**Exercise objective**
From the listing below, pull out all lines with "screenshot" in them.

Stored items from a collection
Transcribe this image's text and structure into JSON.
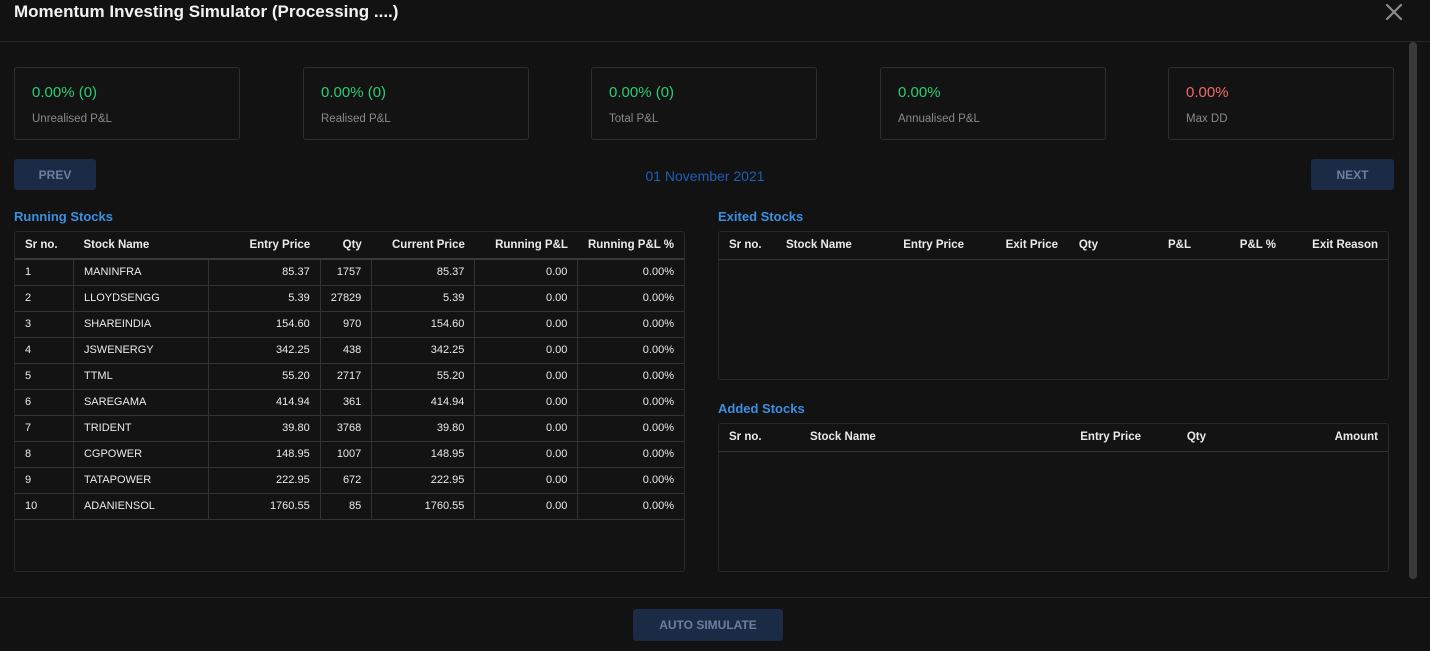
{
  "window": {
    "title": "Momentum Investing Simulator (Processing ....)"
  },
  "summary": [
    {
      "value": "0.00% (0)",
      "label": "Unrealised P&L",
      "tone": "green"
    },
    {
      "value": "0.00% (0)",
      "label": "Realised P&L",
      "tone": "green"
    },
    {
      "value": "0.00% (0)",
      "label": "Total P&L",
      "tone": "green"
    },
    {
      "value": "0.00%",
      "label": "Annualised P&L",
      "tone": "green"
    },
    {
      "value": "0.00%",
      "label": "Max DD",
      "tone": "red"
    }
  ],
  "nav": {
    "prev_label": "PREV",
    "next_label": "NEXT",
    "date": "01 November 2021"
  },
  "running": {
    "title": "Running Stocks",
    "columns": [
      "Sr no.",
      "Stock Name",
      "Entry Price",
      "Qty",
      "Current Price",
      "Running P&L",
      "Running P&L %"
    ],
    "rows": [
      [
        "1",
        "MANINFRA",
        "85.37",
        "1757",
        "85.37",
        "0.00",
        "0.00%"
      ],
      [
        "2",
        "LLOYDSENGG",
        "5.39",
        "27829",
        "5.39",
        "0.00",
        "0.00%"
      ],
      [
        "3",
        "SHAREINDIA",
        "154.60",
        "970",
        "154.60",
        "0.00",
        "0.00%"
      ],
      [
        "4",
        "JSWENERGY",
        "342.25",
        "438",
        "342.25",
        "0.00",
        "0.00%"
      ],
      [
        "5",
        "TTML",
        "55.20",
        "2717",
        "55.20",
        "0.00",
        "0.00%"
      ],
      [
        "6",
        "SAREGAMA",
        "414.94",
        "361",
        "414.94",
        "0.00",
        "0.00%"
      ],
      [
        "7",
        "TRIDENT",
        "39.80",
        "3768",
        "39.80",
        "0.00",
        "0.00%"
      ],
      [
        "8",
        "CGPOWER",
        "148.95",
        "1007",
        "148.95",
        "0.00",
        "0.00%"
      ],
      [
        "9",
        "TATAPOWER",
        "222.95",
        "672",
        "222.95",
        "0.00",
        "0.00%"
      ],
      [
        "10",
        "ADANIENSOL",
        "1760.55",
        "85",
        "1760.55",
        "0.00",
        "0.00%"
      ]
    ]
  },
  "exited": {
    "title": "Exited Stocks",
    "columns": [
      "Sr no.",
      "Stock Name",
      "Entry Price",
      "Exit Price",
      "Qty",
      "P&L",
      "P&L %",
      "Exit Reason"
    ]
  },
  "added": {
    "title": "Added Stocks",
    "columns": [
      "Sr no.",
      "Stock Name",
      "Entry Price",
      "Qty",
      "Amount"
    ]
  },
  "footer": {
    "auto_simulate_label": "AUTO SIMULATE"
  },
  "colors": {
    "green": "#2ecc71",
    "red": "#ef6a6a",
    "accent": "#3b8fe0",
    "button_bg": "#1b2b45"
  },
  "icons": {
    "close": "close-icon"
  }
}
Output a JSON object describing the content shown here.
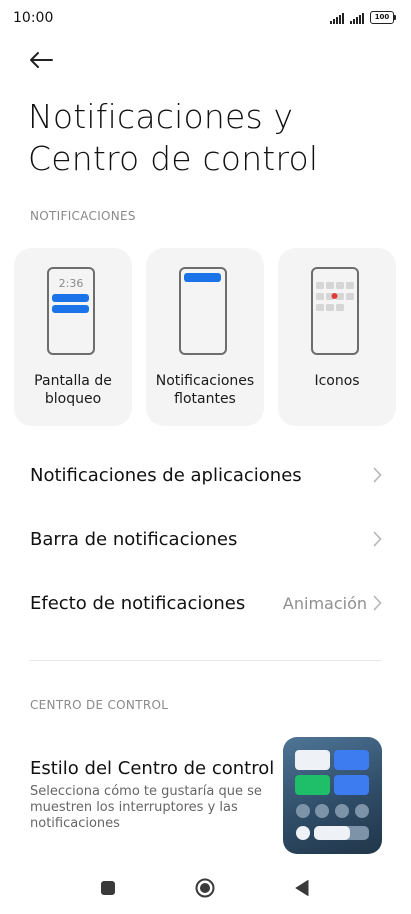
{
  "status": {
    "time": "10:00",
    "battery": "100"
  },
  "header": {
    "title": "Notificaciones y Centro de control"
  },
  "notifications": {
    "section_label": "NOTIFICACIONES",
    "cards": [
      {
        "label": "Pantalla de bloqueo",
        "clock": "2:36"
      },
      {
        "label": "Notificaciones flotantes"
      },
      {
        "label": "Iconos"
      }
    ],
    "rows": [
      {
        "title": "Notificaciones de aplicaciones",
        "value": ""
      },
      {
        "title": "Barra de notificaciones",
        "value": ""
      },
      {
        "title": "Efecto de notificaciones",
        "value": "Animación"
      }
    ]
  },
  "control_center": {
    "section_label": "CENTRO DE CONTROL",
    "style_title": "Estilo del Centro de control",
    "style_description": "Selecciona cómo te gustaría que se muestren los interruptores y las notificaciones"
  },
  "colors": {
    "accent": "#1a73e8",
    "dot": "#e53935"
  },
  "icons": {
    "back": "arrow-left-icon",
    "chevron": "chevron-right-icon",
    "nav": [
      "square-icon",
      "circle-icon",
      "triangle-left-icon"
    ]
  }
}
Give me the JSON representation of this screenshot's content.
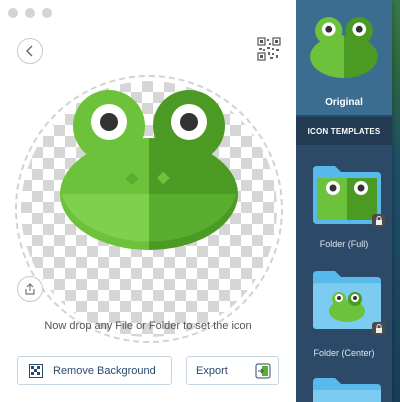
{
  "window": {
    "traffic_lights": [
      "close",
      "minimize",
      "zoom"
    ]
  },
  "main": {
    "back_icon": "chevron-left-icon",
    "qr_icon": "qr-code-icon",
    "share_icon": "share-icon",
    "hint": "Now drop any File or Folder to set the icon",
    "remove_background_label": "Remove Background",
    "export_label": "Export"
  },
  "sidebar": {
    "original_label": "Original",
    "section_title": "ICON TEMPLATES",
    "templates": [
      {
        "label": "Folder (Full)",
        "locked": true
      },
      {
        "label": "Folder (Center)",
        "locked": true
      },
      {
        "label": "",
        "locked": false
      }
    ]
  },
  "colors": {
    "frog_light": "#6cc23a",
    "frog_dark": "#4a9a24",
    "sidebar_bg": "#2c4a67",
    "original_bg": "#3a6d8f",
    "folder_blue": "#59b9ea"
  }
}
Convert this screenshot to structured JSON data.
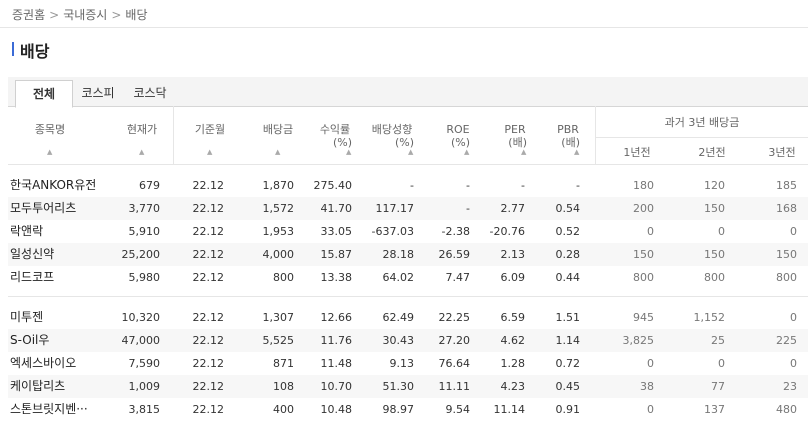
{
  "breadcrumb": [
    "증권홈",
    "국내증시",
    "배당"
  ],
  "breadcrumb_sep": ">",
  "page_title": "배당",
  "tabs": [
    {
      "label": "전체",
      "active": true
    },
    {
      "label": "코스피",
      "active": false
    },
    {
      "label": "코스닥",
      "active": false
    }
  ],
  "headers": {
    "name": "종목명",
    "price": "현재가",
    "base_month": "기준월",
    "dividend": "배당금",
    "yield_line1": "수익률",
    "yield_line2": "(%)",
    "payout_line1": "배당성향",
    "payout_line2": "(%)",
    "roe_line1": "ROE",
    "roe_line2": "(%)",
    "per_line1": "PER",
    "per_line2": "(배)",
    "pbr_line1": "PBR",
    "pbr_line2": "(배)",
    "past_group": "과거 3년 배당금",
    "past_1": "1년전",
    "past_2": "2년전",
    "past_3": "3년전",
    "sort_icon": "sort-arrow-icon"
  },
  "group1": [
    {
      "name": "한국ANKOR유전",
      "price": "679",
      "month": "22.12",
      "div": "1,870",
      "yield": "275.40",
      "payout": "-",
      "roe": "-",
      "per": "-",
      "pbr": "-",
      "p1": "180",
      "p2": "120",
      "p3": "185"
    },
    {
      "name": "모두투어리츠",
      "price": "3,770",
      "month": "22.12",
      "div": "1,572",
      "yield": "41.70",
      "payout": "117.17",
      "roe": "-",
      "per": "2.77",
      "pbr": "0.54",
      "p1": "200",
      "p2": "150",
      "p3": "168"
    },
    {
      "name": "락앤락",
      "price": "5,910",
      "month": "22.12",
      "div": "1,953",
      "yield": "33.05",
      "payout": "-637.03",
      "roe": "-2.38",
      "per": "-20.76",
      "pbr": "0.52",
      "p1": "0",
      "p2": "0",
      "p3": "0"
    },
    {
      "name": "일성신약",
      "price": "25,200",
      "month": "22.12",
      "div": "4,000",
      "yield": "15.87",
      "payout": "28.18",
      "roe": "26.59",
      "per": "2.13",
      "pbr": "0.28",
      "p1": "150",
      "p2": "150",
      "p3": "150"
    },
    {
      "name": "리드코프",
      "price": "5,980",
      "month": "22.12",
      "div": "800",
      "yield": "13.38",
      "payout": "64.02",
      "roe": "7.47",
      "per": "6.09",
      "pbr": "0.44",
      "p1": "800",
      "p2": "800",
      "p3": "800"
    }
  ],
  "group2": [
    {
      "name": "미투젠",
      "price": "10,320",
      "month": "22.12",
      "div": "1,307",
      "yield": "12.66",
      "payout": "62.49",
      "roe": "22.25",
      "per": "6.59",
      "pbr": "1.51",
      "p1": "945",
      "p2": "1,152",
      "p3": "0"
    },
    {
      "name": "S-Oil우",
      "price": "47,000",
      "month": "22.12",
      "div": "5,525",
      "yield": "11.76",
      "payout": "30.43",
      "roe": "27.20",
      "per": "4.62",
      "pbr": "1.14",
      "p1": "3,825",
      "p2": "25",
      "p3": "225"
    },
    {
      "name": "엑세스바이오",
      "price": "7,590",
      "month": "22.12",
      "div": "871",
      "yield": "11.48",
      "payout": "9.13",
      "roe": "76.64",
      "per": "1.28",
      "pbr": "0.72",
      "p1": "0",
      "p2": "0",
      "p3": "0"
    },
    {
      "name": "케이탑리츠",
      "price": "1,009",
      "month": "22.12",
      "div": "108",
      "yield": "10.70",
      "payout": "51.30",
      "roe": "11.11",
      "per": "4.23",
      "pbr": "0.45",
      "p1": "38",
      "p2": "77",
      "p3": "23"
    },
    {
      "name": "스톤브릿지벤···",
      "price": "3,815",
      "month": "22.12",
      "div": "400",
      "yield": "10.48",
      "payout": "98.97",
      "roe": "9.54",
      "per": "11.14",
      "pbr": "0.91",
      "p1": "0",
      "p2": "137",
      "p3": "480"
    }
  ]
}
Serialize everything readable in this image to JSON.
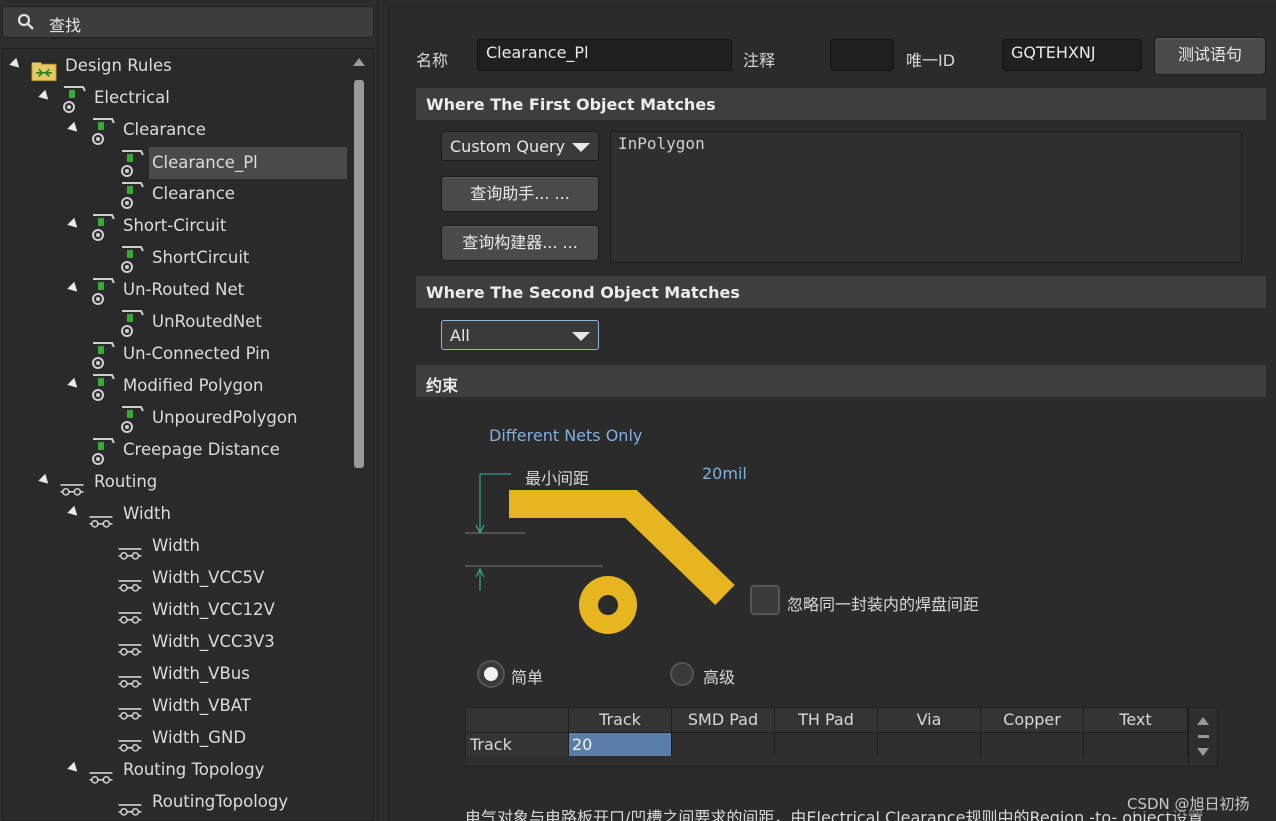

**Solution**
Give me the JSON representation of this screenshot's content.
Convert this screenshot to structured JSON data.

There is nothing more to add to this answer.